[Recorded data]
"""

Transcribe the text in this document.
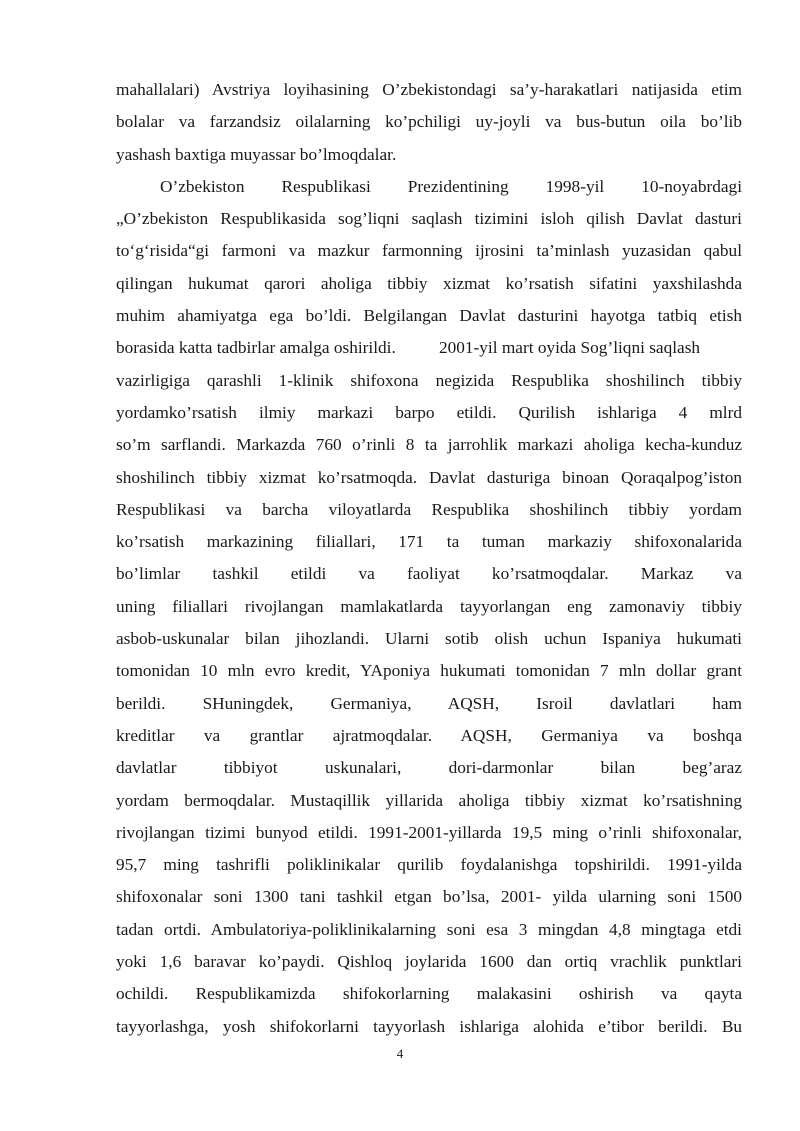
mahallalari) Avstriya loyihasining O’zbekistondagi sa’y-harakatlari natijasida etim
bolalar va farzandsiz oilalarning ko’pchiligi uy-joyli va bus-butun oila bo’lib
yashash baxtiga muyassar bo’lmoqdalar.
O’zbekiston Respublikasi Prezidentining 1998-yil 10-noyabrdagi
„O’zbekiston Respublikasida sog’liqni saqlash tizimini isloh qilish Davlat dasturi
to‘g‘risida“gi farmoni va mazkur farmonning ijrosini ta’minlash yuzasidan qabul
qilingan hukumat qarori aholiga tibbiy xizmat ko’rsatish sifatini yaxshilashda
muhim ahamiyatga ega bo’ldi. Belgilangan Davlat dasturini hayotga tatbiq etish
borasida katta tadbirlar amalga oshirildi.          2001-yil mart oyida Sog’liqni saqlash
vazirligiga qarashli 1-klinik shifoxona negizida Respublika shoshilinch tibbiy
yordamko’rsatish ilmiy markazi barpo etildi. Qurilish ishlariga 4 mlrd
so’m sarflandi. Markazda 760 o’rinli 8 ta jarrohlik markazi aholiga kecha-kunduz
shoshilinch tibbiy xizmat ko’rsatmoqda. Davlat dasturiga binoan Qoraqalpog’iston
Respublikasi va barcha viloyatlarda Respublika shoshilinch tibbiy yordam
ko’rsatish markazining filiallari, 171 ta tuman markaziy shifoxonalarida
bo’limlar tashkil etildi va faoliyat ko’rsatmoqdalar. Markaz va
uning filiallari rivojlangan mamlakatlarda tayyorlangan eng zamonaviy tibbiy
asbob-uskunalar bilan jihozlandi. Ularni sotib olish uchun Ispaniya hukumati
tomonidan 10 mln evro kredit, YAponiya hukumati tomonidan 7 mln dollar grant
berildi. SHuningdek, Germaniya, AQSH, Isroil davlatlari ham
kreditlar va grantlar ajratmoqdalar. AQSH, Germaniya va boshqa
davlatlar tibbiyot uskunalari, dori-darmonlar bilan beg’araz
yordam bermoqdalar. Mustaqillik yillarida aholiga tibbiy xizmat ko’rsatishning
rivojlangan tizimi bunyod etildi. 1991-2001-yillarda 19,5 ming o’rinli shifoxonalar,
95,7 ming tashrifli poliklinikalar qurilib foydalanishga topshirildi. 1991-yilda
shifoxonalar soni 1300 tani tashkil etgan bo’lsa, 2001- yilda ularning soni 1500
tadan ortdi. Ambulatoriya-poliklinikalarning soni esa 3 mingdan 4,8 mingtaga etdi
yoki 1,6 baravar ko’paydi. Qishloq joylarida 1600 dan ortiq vrachlik punktlari
ochildi. Respublikamizda shifokorlarning malakasini oshirish va qayta
tayyorlashga, yosh shifokorlarni tayyorlash ishlariga alohida e’tibor berildi. Bu
4
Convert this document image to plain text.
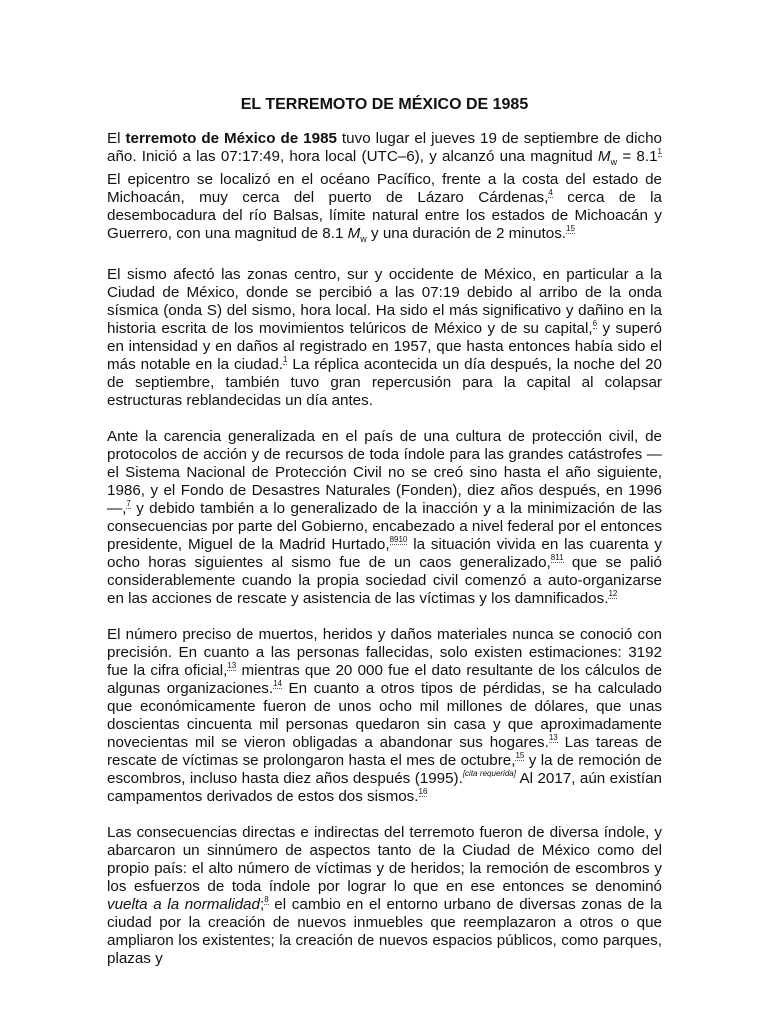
EL TERREMOTO DE MÉXICO DE 1985

El terremoto de México de 1985 tuvo lugar el jueves 19 de septiembre de dicho año. Inició a las 07:17:49, hora local (UTC–6), y alcanzó una magnitud $M_w = 8.1^1$ El epicentro se localizó en el océano Pacífico, frente a la costa del estado de Michoacán, muy cerca del puerto de Lázaro Cárdenas,$^4$ cerca de la desembocadura del río Balsas, límite natural entre los estados de Michoacán y Guerrero, con una magnitud de 8.1 $M_w$ y una duración de 2 minutos.$^{15}$

El sismo afectó las zonas centro, sur y occidente de México, en particular a la Ciudad de México, donde se percibió a las 07:19 debido al arribo de la onda sísmica (onda S) del sismo, hora local. Ha sido el más significativo y dañino en la historia escrita de los movimientos telúricos de México y de su capital,$^6$ y superó en intensidad y en daños al registrado en 1957, que hasta entonces había sido el más notable en la ciudad.$^1$ La réplica acontecida un día después, la noche del 20 de septiembre, también tuvo gran repercusión para la capital al colapsar estructuras reblandecidas un día antes.

Ante la carencia generalizada en el país de una cultura de protección civil, de protocolos de acción y de recursos de toda índole para las grandes catástrofes — el Sistema Nacional de Protección Civil no se creó sino hasta el año siguiente, 1986, y el Fondo de Desastres Naturales (Fonden), diez años después, en 1996 —,$^7$ y debido también a lo generalizado de la inacción y a la minimización de las consecuencias por parte del Gobierno, encabezado a nivel federal por el entonces presidente, Miguel de la Madrid Hurtado,$^{8910}$ la situación vivida en las cuarenta y ocho horas siguientes al sismo fue de un caos generalizado,$^{811}$ que se palió considerablemente cuando la propia sociedad civil comenzó a auto-organizarse en las acciones de rescate y asistencia de las víctimas y los damnificados.$^{12}$

El número preciso de muertos, heridos y daños materiales nunca se conoció con precisión. En cuanto a las personas fallecidas, solo existen estimaciones: 3192 fue la cifra oficial,$^{13}$ mientras que 20 000 fue el dato resultante de los cálculos de algunas organizaciones.$^{14}$ En cuanto a otros tipos de pérdidas, se ha calculado que económicamente fueron de unos ocho mil millones de dólares, que unas doscientas cincuenta mil personas quedaron sin casa y que aproximadamente novecientas mil se vieron obligadas a abandonar sus hogares.$^{13}$ Las tareas de rescate de víctimas se prolongaron hasta el mes de octubre,$^{15}$ y la de remoción de escombros, incluso hasta diez años después (1995).[cita requerida] Al 2017, aún existían campamentos derivados de estos dos sismos.$^{16}$

Las consecuencias directas e indirectas del terremoto fueron de diversa índole, y abarcaron un sinnúmero de aspectos tanto de la Ciudad de México como del propio país: el alto número de víctimas y de heridos; la remoción de escombros y los esfuerzos de toda índole por lograr lo que en ese entonces se denominó vuelta a la normalidad;$^8$ el cambio en el entorno urbano de diversas zonas de la ciudad por la creación de nuevos inmuebles que reemplazaron a otros o que ampliaron los existentes; la creación de nuevos espacios públicos, como parques, plazas y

"""

**Set task:**
Find and count the lines of the data that include the string "después", and report that figure by itself.

**Reply to the exercise:**
3